• [Objective]: In the listing below, find every line that contains the string "interactable" and copy each one in full. Matching is case-sensitive.

• [Provided material]:
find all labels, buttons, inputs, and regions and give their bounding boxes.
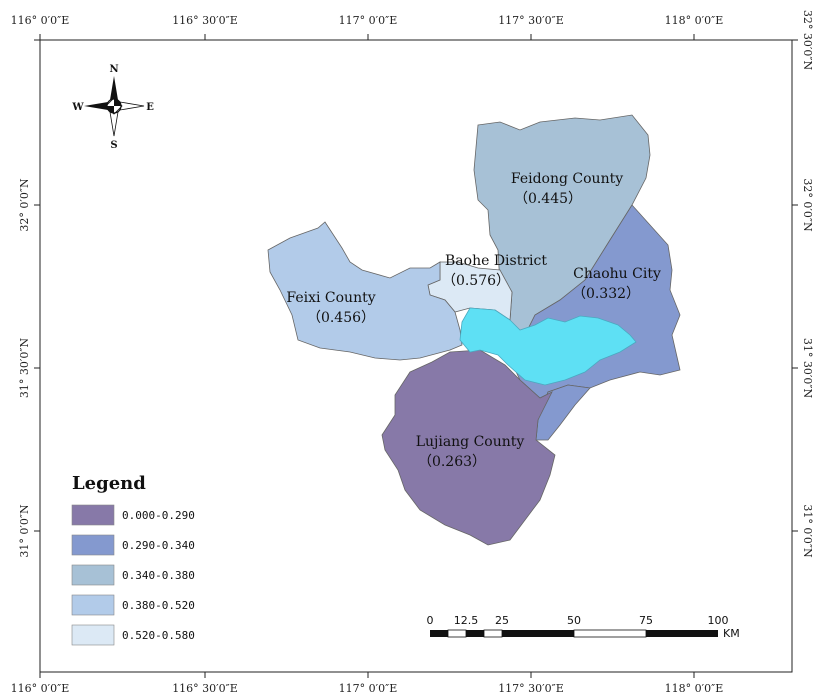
lon-label-top-3: 117° 0′0″E (339, 14, 398, 27)
lat-label-right-0: 32° 30′0″N (801, 10, 814, 71)
lon-label-bottom-2: 116° 30′0″E (172, 682, 238, 695)
region-feixi[interactable] (267, 221, 463, 361)
lake-chaohu (459, 307, 637, 386)
scale-label-0: 0 (427, 614, 434, 627)
legend-title: Legend (72, 473, 146, 494)
lat-label-left-3: 31° 0′0″N (18, 504, 31, 558)
compass-west-label: W (71, 102, 84, 113)
region-lujiang[interactable] (381, 349, 556, 546)
lat-label-left-2: 31° 30′0″N (18, 338, 31, 399)
legend-label-4: 0.380-0.520 (122, 599, 195, 612)
compass-rose: N S E W (71, 64, 154, 151)
region-feidong-name: Feidong County (511, 171, 623, 187)
lon-label-bottom-3: 117° 0′0″E (339, 682, 398, 695)
scale-label-75: 75 (639, 614, 653, 627)
scale-label-50: 50 (567, 614, 581, 627)
lat-label-left-1: 32° 0′0″N (18, 178, 31, 232)
lon-label-top-2: 116° 30′0″E (172, 14, 238, 27)
legend-label-2: 0.290-0.340 (122, 539, 195, 552)
scale-unit: KM (723, 627, 740, 640)
scale-label-100: 100 (708, 614, 729, 627)
lat-label-right-3: 31° 0′0″N (801, 504, 814, 558)
region-lujiang-name: Lujiang County (416, 434, 525, 450)
right-graticule: 32° 30′0″N 32° 0′0″N 31° 30′0″N 31° 0′0″… (792, 10, 814, 558)
legend-swatch-5 (71, 624, 115, 646)
legend-swatch-2 (71, 534, 115, 556)
legend-swatch-3 (71, 564, 115, 586)
compass-north-label: N (109, 64, 118, 75)
lon-label-bottom-1: 116° 0′0″E (11, 682, 70, 695)
lon-label-top-5: 118° 0′0″E (665, 14, 724, 27)
region-chaohu-name: Chaohu City (573, 266, 661, 282)
region-baohe-value: （0.576） (442, 273, 510, 289)
scale-label-25: 25 (495, 614, 509, 627)
lon-label-bottom-4: 117° 30′0″E (498, 682, 564, 695)
scale-bar: 0 12.5 25 50 75 100 KM (427, 614, 740, 640)
region-lujiang-value: （0.263） (418, 454, 486, 470)
legend-swatch-4 (71, 594, 115, 616)
legend: Legend 0.000-0.290 0.290-0.340 0.340-0.3… (71, 473, 195, 646)
top-graticule: 116° 0′0″E 116° 30′0″E 117° 0′0″E 117° 3… (11, 14, 724, 40)
lon-label-bottom-5: 118° 0′0″E (665, 682, 724, 695)
region-baohe-name: Baohe District (445, 253, 547, 269)
region-chaohu-value: （0.332） (572, 286, 640, 302)
left-graticule: 32° 0′0″N 31° 30′0″N 31° 0′0″N (18, 39, 40, 558)
region-feixi-name: Feixi County (286, 290, 375, 306)
legend-label-5: 0.520-0.580 (122, 629, 195, 642)
lat-label-right-2: 31° 30′0″N (801, 338, 814, 399)
compass-south-label: S (110, 140, 117, 151)
scale-label-12-5: 12.5 (454, 614, 479, 627)
legend-swatch-1 (71, 504, 115, 526)
legend-label-3: 0.340-0.380 (122, 569, 195, 582)
lat-label-right-1: 32° 0′0″N (801, 178, 814, 232)
compass-east-label: E (146, 102, 154, 113)
region-feidong-value: （0.445） (514, 191, 582, 207)
legend-label-1: 0.000-0.290 (122, 509, 195, 522)
lon-label-top-4: 117° 30′0″E (498, 14, 564, 27)
bottom-graticule: 116° 0′0″E 116° 30′0″E 117° 0′0″E 117° 3… (11, 672, 724, 695)
region-feixi-value: （0.456） (307, 310, 375, 326)
lon-label-top-1: 116° 0′0″E (11, 14, 70, 27)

• [Response to this task]:
region-feixi[interactable] (267, 221, 463, 361)
region-lujiang[interactable] (381, 349, 556, 546)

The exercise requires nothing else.